[Stored records]
□ □ □ □
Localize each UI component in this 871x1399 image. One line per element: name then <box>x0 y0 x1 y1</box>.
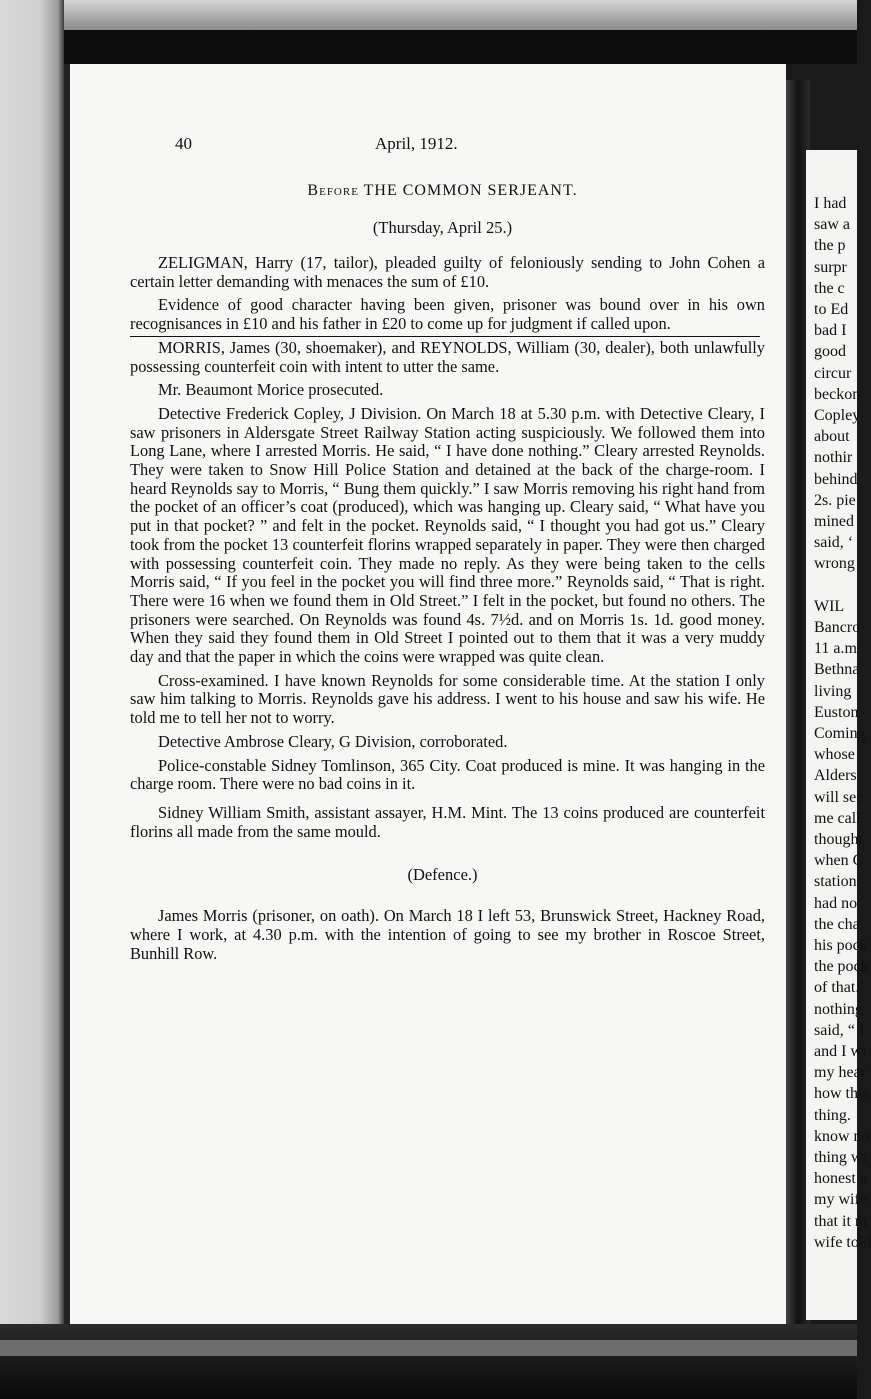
facing-page-line: will see <box>814 788 864 806</box>
facing-page-line: 2s. pie <box>814 491 856 509</box>
facing-page-line: beckon <box>814 385 861 403</box>
scan-dark-band <box>0 30 857 64</box>
facing-page-line: my wife <box>814 1191 867 1209</box>
facing-page-line: about <box>814 428 850 446</box>
facing-page-line: Copley <box>814 407 861 424</box>
facing-page-line: of that.’ <box>814 979 865 997</box>
facing-page-line: said, ‘ <box>814 534 854 552</box>
paragraph-morris-charge: MORRIS, James (30, shoemaker), and REYNOLDS, William (30, dealer), both unlawfully possessing counterfeit coin with intent to utter the same. <box>130 337 765 376</box>
facing-page-line: circur <box>814 364 852 382</box>
scan-bottom-band <box>0 1324 857 1399</box>
paragraph-zeligman: ZELIGMAN, Harry (17, tailor), pleaded guilty of feloniously sending to John Cohen a certain letter demanding with menaces the sum of £10. <box>130 253 765 291</box>
facing-page-line: to Ed <box>814 301 849 318</box>
paragraph-smith: Sidney William Smith, assistant assayer, H.M. Mint. The 13 coins produced are counterfeit florins all made from the same mould. <box>130 802 765 841</box>
case-divider <box>130 336 760 337</box>
facing-page-line: the cha <box>814 915 860 933</box>
facing-page-line: Bethna <box>814 661 860 679</box>
facing-page-line: nothir <box>814 449 853 467</box>
facing-page-line: WIL <box>814 597 845 615</box>
facing-page-line: had no <box>814 894 858 912</box>
facing-page-line: Coming <box>814 725 866 742</box>
facing-page-line: surpr <box>814 258 847 276</box>
running-header <box>120 130 765 160</box>
facing-page-line: Alders <box>814 767 857 785</box>
facing-page-line: 11 a.m <box>814 640 857 658</box>
paragraph-prosecutor: Mr. Beaumont Morice prosecuted. <box>158 380 384 400</box>
facing-page-line: said, “ I <box>814 1021 865 1039</box>
defence-heading: (Defence.) <box>407 865 478 885</box>
facing-page-line: mined <box>814 513 854 530</box>
paragraph-copley-evidence: Detective Frederick Copley, J Division. On March 18 at 5.30 p.m. with Detective Cleary, I saw prisoners in Aldersgate Street Railway Station acting suspiciously. We followed them into Long Lane, where I arrested Morris. He said, “ I have done nothing.” Cleary arrested Reynolds. They were taken to Snow Hill Police Station and detained at the back of the charge-room. I heard Reynolds say to Morris, “ Bung them quickly.” I saw Morris removing his right hand from the pocket of an officer’s coat (produced), which was hanging up. Cleary said, “ What have you put in that pocket? ” and felt in the pocket. Reynolds said, “ I thought you had got us.” Cleary took from the pocket 13 counterfeit florins wrapped separately in paper. They were then charged with possessing counterfeit coin. They made no reply. As they were being taken to the cells Morris said, “ If you feel in the pocket you will find three more.” Reynolds said, “ That is right. There were 16 when we found them in Old Street.” I felt in the pocket, but found no others. The prisoners were searched. On Reynolds was found 4s. 7½d. and on Morris 1s. 1d. good money. When they said they found them in Old Street I pointed out to them that it was a very muddy day and that the paper in which the coins were wrapped was quite clean. <box>130 403 765 667</box>
facing-page-line: good <box>814 343 846 361</box>
facing-page-line: I had <box>814 195 847 212</box>
header-date: April, 1912. <box>375 134 458 153</box>
facing-page-line: thing wr <box>814 1149 868 1166</box>
scan-top-edge <box>0 0 857 30</box>
facing-page-line: me call <box>814 809 861 827</box>
facing-page <box>806 150 871 1320</box>
court-heading: Before THE COMMON SERJEANT. <box>307 182 578 199</box>
facing-page-line: my hear <box>814 1064 866 1082</box>
facing-page-line: how this <box>814 1085 869 1103</box>
facing-page-line: living <box>814 682 852 700</box>
facing-page-line: whose <box>814 746 855 764</box>
facing-page-line: thought <box>814 831 863 848</box>
facing-page-line: wrong <box>814 555 855 573</box>
facing-page-line: honest a <box>814 1170 867 1188</box>
facing-page-line: that it m <box>814 1212 868 1230</box>
page-text <box>120 130 765 964</box>
facing-page-line: thing. <box>814 1106 851 1124</box>
page-number: 40 <box>175 134 192 153</box>
facing-page-line: behind <box>814 470 858 488</box>
facing-page-line: his pock <box>814 937 868 954</box>
facing-page-line: Euston <box>814 703 859 721</box>
facing-page-line: know no <box>814 1127 870 1145</box>
facing-page-line: bad I <box>814 322 847 340</box>
facing-page-line: the p <box>814 237 846 255</box>
facing-page-line: when C <box>814 852 864 870</box>
paragraph-cross-examined: Cross-examined. I have known Reynolds for some considerable time. At the station I only saw him talking to Morris. Reynolds gave his address. I went to his house and saw his wife. He told me to tell her not to worry. <box>130 670 765 728</box>
sitting-date: (Thursday, April 25.) <box>372 218 513 237</box>
paragraph-tomlinson: Police-constable Sidney Tomlinson, 365 City. Coat produced is mine. It was hanging in the charge room. There were no bad coins in it. <box>130 755 765 794</box>
facing-page-line: station <box>814 873 857 891</box>
facing-page-line: and I wi <box>814 1043 867 1060</box>
facing-page-line: the pock <box>814 958 869 976</box>
facing-page-line: nothing <box>814 1000 863 1018</box>
scan-bottom-strip <box>0 1340 857 1356</box>
paragraph-cleary: Detective Ambrose Cleary, G Division, corroborated. <box>158 731 508 751</box>
facing-page-line: wife told <box>814 1233 871 1251</box>
paragraph-morris-testimony: James Morris (prisoner, on oath). On March 18 I left 53, Brunswick Street, Hackney Road, where I work, at 4.30 p.m. with the intention of going to see my brother in Roscoe Street, Bunhill Row. <box>130 906 765 963</box>
facing-page-line: saw a <box>814 216 850 234</box>
facing-page-line: the c <box>814 279 845 297</box>
paragraph-sentence: Evidence of good character having been given, prisoner was bound over in his own recognisances in £10 and his father in £20 to come up for judgment if called upon. <box>130 295 765 334</box>
book-left-edge <box>0 0 64 1399</box>
facing-page-line: Bancro <box>814 619 861 636</box>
□ □ □ □
> Your task: Your task is to set down the records shown above exactly, minus any pictures.

> Response box:
Localize each UI component in this 871x1399 image. One line per element: name then <box>x0 y0 x1 y1</box>.
facing-page-line: will see <box>814 788 864 806</box>
facing-page-line: 2s. pie <box>814 491 856 509</box>
facing-page-line: beckon <box>814 385 861 403</box>
scan-dark-band <box>0 30 857 64</box>
facing-page-line: my wife <box>814 1191 867 1209</box>
facing-page-line: about <box>814 428 850 446</box>
facing-page-line: Copley <box>814 407 861 424</box>
facing-page-line: of that.’ <box>814 979 865 997</box>
facing-page-line: said, ‘ <box>814 534 854 552</box>
paragraph-morris-charge: MORRIS, James (30, shoemaker), and REYNOLDS, William (30, dealer), both unlawfully possessing counterfeit coin with intent to utter the same. <box>130 337 765 376</box>
facing-page-line: circur <box>814 364 852 382</box>
scan-bottom-band <box>0 1324 857 1399</box>
paragraph-zeligman: ZELIGMAN, Harry (17, tailor), pleaded guilty of feloniously sending to John Cohen a certain letter demanding with menaces the sum of £10. <box>130 253 765 291</box>
facing-page-line: to Ed <box>814 301 849 318</box>
paragraph-smith: Sidney William Smith, assistant assayer, H.M. Mint. The 13 coins produced are counterfeit florins all made from the same mould. <box>130 802 765 841</box>
case-divider <box>130 336 760 337</box>
facing-page-line: the cha <box>814 915 860 933</box>
facing-page-line: Bethna <box>814 661 860 679</box>
facing-page-line: nothir <box>814 449 853 467</box>
facing-page-line: WIL <box>814 597 845 615</box>
facing-page-line: had no <box>814 894 858 912</box>
facing-page-line: Coming <box>814 725 866 742</box>
facing-page-line: surpr <box>814 258 847 276</box>
running-header <box>120 130 765 160</box>
facing-page-line: Alders <box>814 767 857 785</box>
facing-page-line: 11 a.m <box>814 640 857 658</box>
paragraph-prosecutor: Mr. Beaumont Morice prosecuted. <box>158 380 384 400</box>
facing-page-line: said, “ I <box>814 1021 865 1039</box>
defence-heading: (Defence.) <box>407 865 478 885</box>
facing-page-line: mined <box>814 513 854 530</box>
paragraph-copley-evidence: Detective Frederick Copley, J Division. On March 18 at 5.30 p.m. with Detective Cleary, I saw prisoners in Aldersgate Street Railway Station acting suspiciously. We followed them into Long Lane, where I arrested Morris. He said, “ I have done nothing.” Cleary arrested Reynolds. They were taken to Snow Hill Police Station and detained at the back of the charge-room. I heard Reynolds say to Morris, “ Bung them quickly.” I saw Morris removing his right hand from the pocket of an officer’s coat (produced), which was hanging up. Cleary said, “ What have you put in that pocket? ” and felt in the pocket. Reynolds said, “ I thought you had got us.” Cleary took from the pocket 13 counterfeit florins wrapped separately in paper. They were then charged with possessing counterfeit coin. They made no reply. As they were being taken to the cells Morris said, “ If you feel in the pocket you will find three more.” Reynolds said, “ That is right. There were 16 when we found them in Old Street.” I felt in the pocket, but found no others. The prisoners were searched. On Reynolds was found 4s. 7½d. and on Morris 1s. 1d. good money. When they said they found them in Old Street I pointed out to them that it was a very muddy day and that the paper in which the coins were wrapped was quite clean. <box>130 403 765 667</box>
facing-page-line: good <box>814 343 846 361</box>
facing-page-line: I had <box>814 195 847 212</box>
header-date: April, 1912. <box>375 134 458 153</box>
facing-page-line: thing wr <box>814 1149 868 1166</box>
scan-top-edge <box>0 0 857 30</box>
facing-page-line: me call <box>814 809 861 827</box>
facing-page <box>806 150 871 1320</box>
court-heading: Before THE COMMON SERJEANT. <box>307 182 578 199</box>
facing-page-line: my hear <box>814 1064 866 1082</box>
facing-page-line: how this <box>814 1085 869 1103</box>
facing-page-line: living <box>814 682 852 700</box>
facing-page-line: whose <box>814 746 855 764</box>
facing-page-line: thought <box>814 831 863 848</box>
facing-page-line: wrong <box>814 555 855 573</box>
facing-page-line: honest a <box>814 1170 867 1188</box>
facing-page-line: that it m <box>814 1212 868 1230</box>
page-text <box>120 130 765 964</box>
facing-page-line: thing. <box>814 1106 851 1124</box>
page-number: 40 <box>175 134 192 153</box>
facing-page-line: behind <box>814 470 858 488</box>
facing-page-line: his pock <box>814 937 868 954</box>
facing-page-line: Euston <box>814 703 859 721</box>
facing-page-line: know no <box>814 1127 870 1145</box>
facing-page-line: bad I <box>814 322 847 340</box>
facing-page-line: the p <box>814 237 846 255</box>
facing-page-line: when C <box>814 852 864 870</box>
paragraph-cross-examined: Cross-examined. I have known Reynolds for some considerable time. At the station I only saw him talking to Morris. Reynolds gave his address. I went to his house and saw his wife. He told me to tell her not to worry. <box>130 670 765 728</box>
sitting-date: (Thursday, April 25.) <box>372 218 513 237</box>
paragraph-tomlinson: Police-constable Sidney Tomlinson, 365 City. Coat produced is mine. It was hanging in the charge room. There were no bad coins in it. <box>130 755 765 794</box>
facing-page-line: station <box>814 873 857 891</box>
facing-page-line: and I wi <box>814 1043 867 1060</box>
facing-page-line: the pock <box>814 958 869 976</box>
facing-page-line: nothing <box>814 1000 863 1018</box>
scan-bottom-strip <box>0 1340 857 1356</box>
paragraph-cleary: Detective Ambrose Cleary, G Division, corroborated. <box>158 731 508 751</box>
facing-page-line: wife told <box>814 1233 871 1251</box>
paragraph-morris-testimony: James Morris (prisoner, on oath). On March 18 I left 53, Brunswick Street, Hackney Road, where I work, at 4.30 p.m. with the intention of going to see my brother in Roscoe Street, Bunhill Row. <box>130 906 765 963</box>
facing-page-line: saw a <box>814 216 850 234</box>
facing-page-line: the c <box>814 279 845 297</box>
paragraph-sentence: Evidence of good character having been given, prisoner was bound over in his own recognisances in £10 and his father in £20 to come up for judgment if called upon. <box>130 295 765 334</box>
book-left-edge <box>0 0 64 1399</box>
facing-page-line: Bancro <box>814 619 861 636</box>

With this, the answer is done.